→ **EXERCISE**: Say the number of lines containing the string "Drifting", and say nothing else.
━━━ MATERIAL PROVIDED
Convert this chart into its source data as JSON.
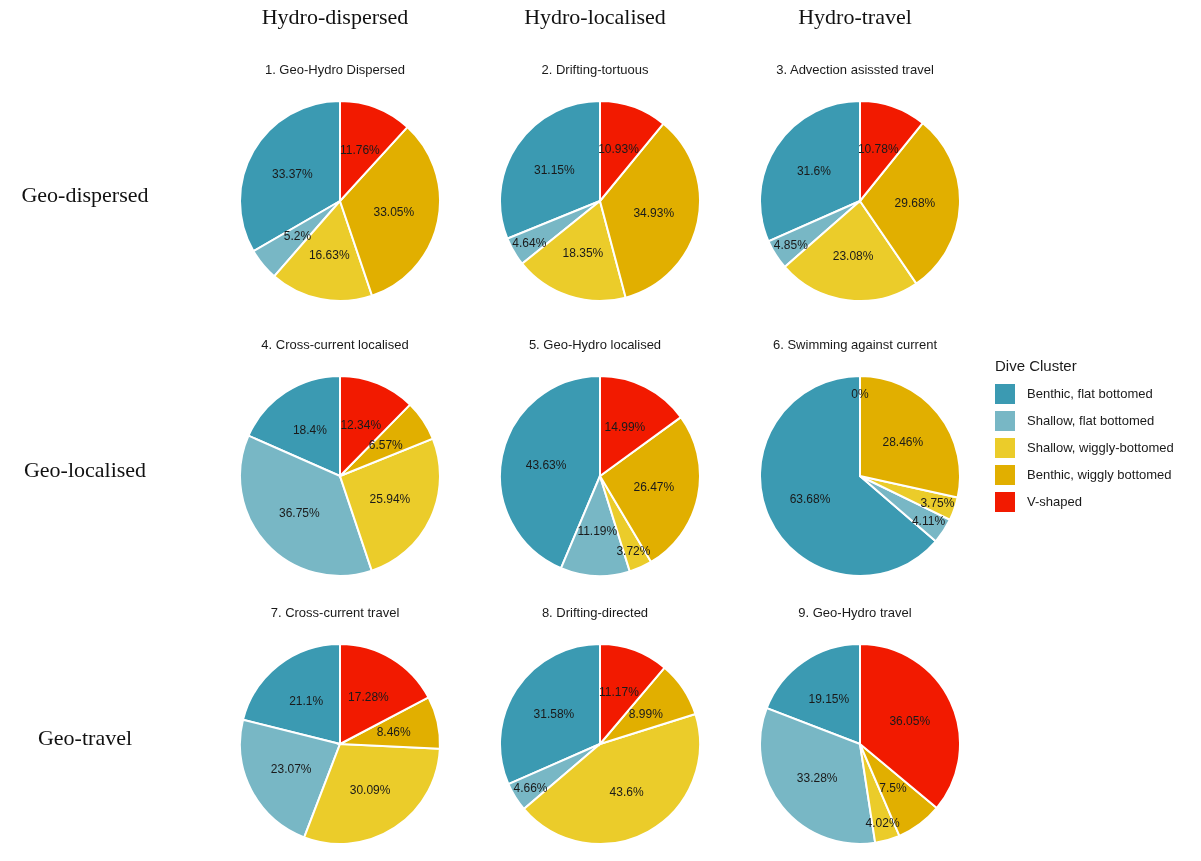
{
  "chart_data": [
    {
      "type": "pie",
      "title": "1. Geo-Hydro Dispersed",
      "annotations": [
        "Hydro-dispersed",
        "Geo-dispersed"
      ],
      "categories": [
        null,
        null,
        null,
        null,
        null
      ],
      "values": [
        33.37,
        5.2,
        16.63,
        33.05,
        11.76
      ],
      "value_labels": [
        "33.37%",
        "5.2%",
        "16.63%",
        "33.05%",
        "11.76%"
      ],
      "colors": [
        "#3b9ab2",
        "#78b7c5",
        "#ebcc2a",
        "#e1af00",
        "#f21a00"
      ]
    },
    {
      "type": "pie",
      "title": "2. Drifting-tortuous",
      "annotations": [
        "Hydro-localised"
      ],
      "categories": [
        null,
        null,
        null,
        null,
        null
      ],
      "values": [
        31.15,
        4.64,
        18.35,
        34.93,
        10.93
      ],
      "value_labels": [
        "31.15%",
        "4.64%",
        "18.35%",
        "34.93%",
        "10.93%"
      ],
      "colors": [
        "#3b9ab2",
        "#78b7c5",
        "#ebcc2a",
        "#e1af00",
        "#f21a00"
      ]
    },
    {
      "type": "pie",
      "title": "3. Advection asissted travel",
      "annotations": [
        "Hydro-travel"
      ],
      "categories": [
        null,
        null,
        null,
        null,
        null
      ],
      "values": [
        31.6,
        4.85,
        23.08,
        29.68,
        10.78
      ],
      "value_labels": [
        "31.6%",
        "4.85%",
        "23.08%",
        "29.68%",
        "10.78%"
      ],
      "colors": [
        "#3b9ab2",
        "#78b7c5",
        "#ebcc2a",
        "#e1af00",
        "#f21a00"
      ]
    },
    {
      "type": "pie",
      "title": "4. Cross-current localised",
      "annotations": [
        "Geo-localised"
      ],
      "categories": [
        null,
        null,
        null,
        null,
        null
      ],
      "values": [
        18.4,
        36.75,
        25.94,
        6.57,
        12.34
      ],
      "value_labels": [
        "18.4%",
        "36.75%",
        "25.94%",
        "6.57%",
        "12.34%"
      ],
      "colors": [
        "#3b9ab2",
        "#78b7c5",
        "#ebcc2a",
        "#e1af00",
        "#f21a00"
      ]
    },
    {
      "type": "pie",
      "title": "5. Geo-Hydro localised",
      "categories": [
        null,
        null,
        null,
        null,
        null
      ],
      "values": [
        43.63,
        11.19,
        3.72,
        26.47,
        14.99
      ],
      "value_labels": [
        "43.63%",
        "11.19%",
        "3.72%",
        "26.47%",
        "14.99%"
      ],
      "colors": [
        "#3b9ab2",
        "#78b7c5",
        "#ebcc2a",
        "#e1af00",
        "#f21a00"
      ]
    },
    {
      "type": "pie",
      "title": "6. Swimming against current",
      "legend": "right",
      "legend_title": "Dive Cluster",
      "categories": [
        "Benthic, flat bottomed",
        "Shallow, flat bottomed",
        "Shallow, wiggly-bottomed",
        "Benthic, wiggly bottomed",
        "V-shaped"
      ],
      "values": [
        63.68,
        4.11,
        3.75,
        28.46,
        0
      ],
      "value_labels": [
        "63.68%",
        "4.11%",
        "3.75%",
        "28.46%",
        "0%"
      ],
      "colors": [
        "#3b9ab2",
        "#78b7c5",
        "#ebcc2a",
        "#e1af00",
        "#f21a00"
      ]
    },
    {
      "type": "pie",
      "title": "7. Cross-current travel",
      "annotations": [
        "Geo-travel"
      ],
      "categories": [
        null,
        null,
        null,
        null,
        null
      ],
      "values": [
        21.1,
        23.07,
        30.09,
        8.46,
        17.28
      ],
      "value_labels": [
        "21.1%",
        "23.07%",
        "30.09%",
        "8.46%",
        "17.28%"
      ],
      "colors": [
        "#3b9ab2",
        "#78b7c5",
        "#ebcc2a",
        "#e1af00",
        "#f21a00"
      ]
    },
    {
      "type": "pie",
      "title": "8. Drifting-directed",
      "categories": [
        null,
        null,
        null,
        null,
        null
      ],
      "values": [
        31.58,
        4.66,
        43.6,
        8.99,
        11.17
      ],
      "value_labels": [
        "31.58%",
        "4.66%",
        "43.6%",
        "8.99%",
        "11.17%"
      ],
      "colors": [
        "#3b9ab2",
        "#78b7c5",
        "#ebcc2a",
        "#e1af00",
        "#f21a00"
      ]
    },
    {
      "type": "pie",
      "title": "9. Geo-Hydro travel",
      "categories": [
        null,
        null,
        null,
        null,
        null
      ],
      "values": [
        19.15,
        33.28,
        4.02,
        7.5,
        36.05
      ],
      "value_labels": [
        "19.15%",
        "33.28%",
        "4.02%",
        "7.5%",
        "36.05%"
      ],
      "colors": [
        "#3b9ab2",
        "#78b7c5",
        "#ebcc2a",
        "#e1af00",
        "#f21a00"
      ]
    }
  ]
}
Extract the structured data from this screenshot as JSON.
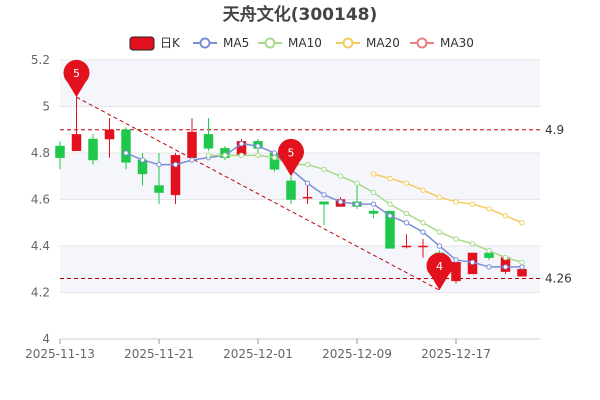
━━━━━━
→ **TASK RESULT**: 2